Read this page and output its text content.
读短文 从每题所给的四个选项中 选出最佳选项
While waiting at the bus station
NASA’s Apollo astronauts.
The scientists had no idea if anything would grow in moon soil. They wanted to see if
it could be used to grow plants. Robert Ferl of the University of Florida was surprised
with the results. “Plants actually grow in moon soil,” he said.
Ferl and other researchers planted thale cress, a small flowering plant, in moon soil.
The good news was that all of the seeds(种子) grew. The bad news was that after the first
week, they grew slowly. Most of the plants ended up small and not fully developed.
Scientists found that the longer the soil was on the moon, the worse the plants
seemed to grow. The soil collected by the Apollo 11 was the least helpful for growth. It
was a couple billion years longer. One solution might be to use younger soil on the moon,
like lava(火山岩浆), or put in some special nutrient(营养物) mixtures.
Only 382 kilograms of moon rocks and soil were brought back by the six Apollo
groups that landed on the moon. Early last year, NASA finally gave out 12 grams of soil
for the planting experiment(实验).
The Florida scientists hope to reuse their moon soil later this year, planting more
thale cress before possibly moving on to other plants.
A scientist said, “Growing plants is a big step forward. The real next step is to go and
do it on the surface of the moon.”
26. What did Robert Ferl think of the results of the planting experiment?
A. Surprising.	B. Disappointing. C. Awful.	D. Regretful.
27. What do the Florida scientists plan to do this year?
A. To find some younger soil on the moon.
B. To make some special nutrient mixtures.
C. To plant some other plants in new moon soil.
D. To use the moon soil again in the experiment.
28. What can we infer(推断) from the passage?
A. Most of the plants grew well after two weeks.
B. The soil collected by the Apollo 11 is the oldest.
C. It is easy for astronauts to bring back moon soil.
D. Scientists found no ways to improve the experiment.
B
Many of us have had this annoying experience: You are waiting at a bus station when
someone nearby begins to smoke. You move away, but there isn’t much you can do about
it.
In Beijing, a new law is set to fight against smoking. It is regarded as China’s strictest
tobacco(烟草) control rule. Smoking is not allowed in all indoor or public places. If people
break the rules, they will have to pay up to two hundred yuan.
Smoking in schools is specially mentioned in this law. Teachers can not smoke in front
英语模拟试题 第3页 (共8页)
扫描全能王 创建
--
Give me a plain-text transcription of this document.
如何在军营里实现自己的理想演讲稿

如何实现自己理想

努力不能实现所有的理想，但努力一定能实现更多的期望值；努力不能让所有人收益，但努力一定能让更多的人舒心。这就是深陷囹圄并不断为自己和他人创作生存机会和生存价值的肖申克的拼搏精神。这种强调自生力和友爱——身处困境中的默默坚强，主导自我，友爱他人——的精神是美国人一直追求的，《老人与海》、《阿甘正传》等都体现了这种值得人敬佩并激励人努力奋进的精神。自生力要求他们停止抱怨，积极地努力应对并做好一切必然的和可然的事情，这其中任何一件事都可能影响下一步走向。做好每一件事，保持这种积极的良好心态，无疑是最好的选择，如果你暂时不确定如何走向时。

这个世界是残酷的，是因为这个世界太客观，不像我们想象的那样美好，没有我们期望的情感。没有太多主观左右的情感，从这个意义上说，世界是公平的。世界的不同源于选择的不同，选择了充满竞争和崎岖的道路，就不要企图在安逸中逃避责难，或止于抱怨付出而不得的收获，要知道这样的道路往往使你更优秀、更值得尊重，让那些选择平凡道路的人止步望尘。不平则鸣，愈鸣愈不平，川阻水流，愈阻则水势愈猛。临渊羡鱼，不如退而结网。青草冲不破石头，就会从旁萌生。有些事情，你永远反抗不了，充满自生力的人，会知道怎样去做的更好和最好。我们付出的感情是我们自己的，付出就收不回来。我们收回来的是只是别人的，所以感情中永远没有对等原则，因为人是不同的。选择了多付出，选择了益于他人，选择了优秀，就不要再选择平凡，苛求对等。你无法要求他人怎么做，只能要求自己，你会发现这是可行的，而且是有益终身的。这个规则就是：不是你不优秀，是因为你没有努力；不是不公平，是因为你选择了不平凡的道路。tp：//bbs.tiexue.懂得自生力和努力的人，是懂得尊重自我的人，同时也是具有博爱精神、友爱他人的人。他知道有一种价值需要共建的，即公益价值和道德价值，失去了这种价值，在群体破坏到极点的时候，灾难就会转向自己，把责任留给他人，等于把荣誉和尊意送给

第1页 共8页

STATED PROBLEM
Pull out every line of the entries that includes the word "longer".

SOLUTION FOR THIS EXERCISE
Scientists found that the longer the soil was on the moon, the worse the plants
was a couple billion years longer. One solution might be to use younger soil on the moon,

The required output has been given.